SET PROBLEM: Take the records underneath and set them down exactly.

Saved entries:
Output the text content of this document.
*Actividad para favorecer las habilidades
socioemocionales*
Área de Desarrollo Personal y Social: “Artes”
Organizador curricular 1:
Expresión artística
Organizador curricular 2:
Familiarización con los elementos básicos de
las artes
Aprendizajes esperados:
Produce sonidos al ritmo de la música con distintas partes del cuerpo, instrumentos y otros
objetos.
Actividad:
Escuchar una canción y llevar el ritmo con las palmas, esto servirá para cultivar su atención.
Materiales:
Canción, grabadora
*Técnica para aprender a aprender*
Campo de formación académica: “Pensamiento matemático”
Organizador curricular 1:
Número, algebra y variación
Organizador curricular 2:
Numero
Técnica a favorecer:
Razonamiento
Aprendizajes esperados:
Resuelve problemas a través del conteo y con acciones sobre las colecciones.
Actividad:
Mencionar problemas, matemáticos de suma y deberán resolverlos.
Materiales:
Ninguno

RESULT OF THIS TASK:
Output the text content of this document.
*Actividad para favorecer las habilidades
socioemocionales*
Área de Desarrollo Personal y Social: “Artes”
Organizador curricular 1:
Expresión artística
Organizador curricular 2:
Familiarización con los elementos básicos de
las artes
Aprendizajes esperados:
Produce sonidos al ritmo de la música con distintas partes del cuerpo, instrumentos y otros
objetos.
Actividad:
Escuchar una canción y llevar el ritmo con las palmas, esto servirá para cultivar su atención.
Materiales:
Canción, grabadora
*Técnica para aprender a aprender*
Campo de formación académica: “Pensamiento matemático”
Organizador curricular 1:
Número, algebra y variación
Organizador curricular 2:
Numero
Técnica a favorecer:
Razonamiento
Aprendizajes esperados:
Resuelve problemas a través del conteo y con acciones sobre las colecciones.
Actividad:
Mencionar problemas, matemáticos de suma y deberán resolverlos.
Materiales:
Ninguno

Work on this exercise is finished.